**PROBLEM DETAILS:**
In the entries, find all lines that hold the word "text" and copy them.

**SOURCE DATA:**

**********

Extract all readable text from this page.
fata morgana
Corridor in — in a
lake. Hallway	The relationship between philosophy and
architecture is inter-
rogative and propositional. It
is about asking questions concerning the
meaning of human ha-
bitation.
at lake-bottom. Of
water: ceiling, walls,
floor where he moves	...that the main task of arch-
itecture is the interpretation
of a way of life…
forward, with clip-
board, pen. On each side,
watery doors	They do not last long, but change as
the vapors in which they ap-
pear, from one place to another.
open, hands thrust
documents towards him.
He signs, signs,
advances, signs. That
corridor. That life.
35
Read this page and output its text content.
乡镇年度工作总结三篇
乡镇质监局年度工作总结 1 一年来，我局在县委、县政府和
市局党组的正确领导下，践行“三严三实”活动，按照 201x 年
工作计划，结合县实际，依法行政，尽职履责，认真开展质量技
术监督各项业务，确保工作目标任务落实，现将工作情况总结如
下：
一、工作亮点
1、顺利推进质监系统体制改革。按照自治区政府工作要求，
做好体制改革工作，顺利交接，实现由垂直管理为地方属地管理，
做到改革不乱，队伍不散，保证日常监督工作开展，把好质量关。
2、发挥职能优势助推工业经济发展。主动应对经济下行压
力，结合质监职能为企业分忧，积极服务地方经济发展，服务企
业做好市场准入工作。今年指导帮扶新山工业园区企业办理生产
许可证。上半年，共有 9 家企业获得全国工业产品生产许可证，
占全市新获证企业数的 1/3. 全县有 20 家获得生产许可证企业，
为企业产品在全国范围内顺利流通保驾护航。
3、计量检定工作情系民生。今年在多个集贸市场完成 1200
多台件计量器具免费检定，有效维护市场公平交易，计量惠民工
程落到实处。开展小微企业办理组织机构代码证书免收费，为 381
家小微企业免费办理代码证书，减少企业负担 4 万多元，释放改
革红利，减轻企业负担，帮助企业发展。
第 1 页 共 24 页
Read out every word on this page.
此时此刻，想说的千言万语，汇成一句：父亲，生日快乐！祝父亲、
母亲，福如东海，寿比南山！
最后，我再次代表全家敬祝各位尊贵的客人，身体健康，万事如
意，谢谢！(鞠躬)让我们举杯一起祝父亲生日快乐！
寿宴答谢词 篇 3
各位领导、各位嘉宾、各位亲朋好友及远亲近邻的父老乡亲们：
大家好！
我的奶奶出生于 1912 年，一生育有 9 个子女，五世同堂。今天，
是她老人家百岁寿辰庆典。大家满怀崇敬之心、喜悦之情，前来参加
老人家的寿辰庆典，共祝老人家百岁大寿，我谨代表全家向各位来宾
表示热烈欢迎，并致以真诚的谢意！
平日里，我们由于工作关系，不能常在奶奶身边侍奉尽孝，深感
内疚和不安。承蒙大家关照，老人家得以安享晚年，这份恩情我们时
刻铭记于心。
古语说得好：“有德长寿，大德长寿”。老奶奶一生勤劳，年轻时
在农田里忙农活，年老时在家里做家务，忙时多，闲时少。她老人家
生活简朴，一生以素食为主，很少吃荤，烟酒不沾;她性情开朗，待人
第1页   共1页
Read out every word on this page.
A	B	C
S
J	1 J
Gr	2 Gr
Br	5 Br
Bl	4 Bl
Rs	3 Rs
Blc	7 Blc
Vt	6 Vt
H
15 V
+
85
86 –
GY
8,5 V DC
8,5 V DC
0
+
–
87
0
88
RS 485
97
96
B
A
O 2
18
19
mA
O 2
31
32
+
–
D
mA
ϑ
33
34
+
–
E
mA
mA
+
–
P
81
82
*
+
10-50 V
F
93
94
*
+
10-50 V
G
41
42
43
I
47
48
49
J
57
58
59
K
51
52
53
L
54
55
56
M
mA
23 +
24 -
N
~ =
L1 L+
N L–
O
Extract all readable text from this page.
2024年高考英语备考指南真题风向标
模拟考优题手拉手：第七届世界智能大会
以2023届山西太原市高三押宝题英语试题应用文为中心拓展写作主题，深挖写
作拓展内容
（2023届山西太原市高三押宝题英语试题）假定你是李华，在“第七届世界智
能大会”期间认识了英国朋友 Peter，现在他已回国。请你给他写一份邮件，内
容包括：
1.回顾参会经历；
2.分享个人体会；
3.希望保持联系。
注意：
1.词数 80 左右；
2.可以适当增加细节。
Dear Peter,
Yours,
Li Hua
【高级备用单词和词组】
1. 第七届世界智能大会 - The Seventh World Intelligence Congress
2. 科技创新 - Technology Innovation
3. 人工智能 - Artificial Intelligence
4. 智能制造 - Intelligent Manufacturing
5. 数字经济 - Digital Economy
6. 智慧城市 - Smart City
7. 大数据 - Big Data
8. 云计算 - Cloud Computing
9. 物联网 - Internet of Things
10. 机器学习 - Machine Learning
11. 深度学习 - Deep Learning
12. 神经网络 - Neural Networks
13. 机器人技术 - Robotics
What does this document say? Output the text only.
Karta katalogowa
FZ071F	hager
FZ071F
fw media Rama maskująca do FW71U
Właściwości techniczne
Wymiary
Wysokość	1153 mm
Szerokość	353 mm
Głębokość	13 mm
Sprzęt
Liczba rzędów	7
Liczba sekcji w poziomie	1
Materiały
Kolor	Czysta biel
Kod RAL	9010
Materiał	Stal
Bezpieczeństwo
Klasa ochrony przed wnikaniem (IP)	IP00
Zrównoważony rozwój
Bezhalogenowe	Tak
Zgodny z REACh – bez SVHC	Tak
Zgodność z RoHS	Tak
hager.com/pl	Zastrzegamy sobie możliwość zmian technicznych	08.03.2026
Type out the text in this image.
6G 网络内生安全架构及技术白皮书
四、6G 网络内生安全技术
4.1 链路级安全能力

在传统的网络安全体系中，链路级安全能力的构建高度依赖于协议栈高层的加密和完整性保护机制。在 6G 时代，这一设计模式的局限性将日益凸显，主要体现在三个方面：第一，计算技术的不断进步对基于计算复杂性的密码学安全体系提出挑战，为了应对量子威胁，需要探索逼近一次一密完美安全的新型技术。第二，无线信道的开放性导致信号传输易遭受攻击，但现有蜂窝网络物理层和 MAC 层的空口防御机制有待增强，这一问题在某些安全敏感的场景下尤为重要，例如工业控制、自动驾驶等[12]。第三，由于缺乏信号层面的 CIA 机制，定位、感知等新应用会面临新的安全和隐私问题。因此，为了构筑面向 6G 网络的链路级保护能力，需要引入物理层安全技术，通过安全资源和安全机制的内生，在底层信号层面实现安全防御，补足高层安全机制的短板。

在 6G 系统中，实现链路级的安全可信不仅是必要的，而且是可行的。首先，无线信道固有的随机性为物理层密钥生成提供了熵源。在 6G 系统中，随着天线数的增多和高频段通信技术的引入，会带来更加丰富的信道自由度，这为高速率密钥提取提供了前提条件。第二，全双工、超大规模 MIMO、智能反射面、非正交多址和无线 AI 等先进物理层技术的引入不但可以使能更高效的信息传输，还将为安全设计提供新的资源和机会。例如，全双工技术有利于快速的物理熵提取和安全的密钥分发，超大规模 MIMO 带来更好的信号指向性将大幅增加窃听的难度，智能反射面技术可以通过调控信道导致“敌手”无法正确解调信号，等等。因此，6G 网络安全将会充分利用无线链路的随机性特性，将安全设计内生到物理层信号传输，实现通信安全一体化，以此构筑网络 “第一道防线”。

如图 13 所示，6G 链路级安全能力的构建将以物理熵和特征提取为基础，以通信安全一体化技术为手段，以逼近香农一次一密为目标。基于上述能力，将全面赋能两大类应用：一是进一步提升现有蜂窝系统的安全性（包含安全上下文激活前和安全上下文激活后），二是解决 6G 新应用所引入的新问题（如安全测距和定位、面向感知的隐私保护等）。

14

**********

**ANSWER FOR THIS EXERCISE:**
Extract all readable text from this page.
Read this page and output its text content.
Extract all readable text from this page.
What does this document say? Output the text only.
Type out the text in this image.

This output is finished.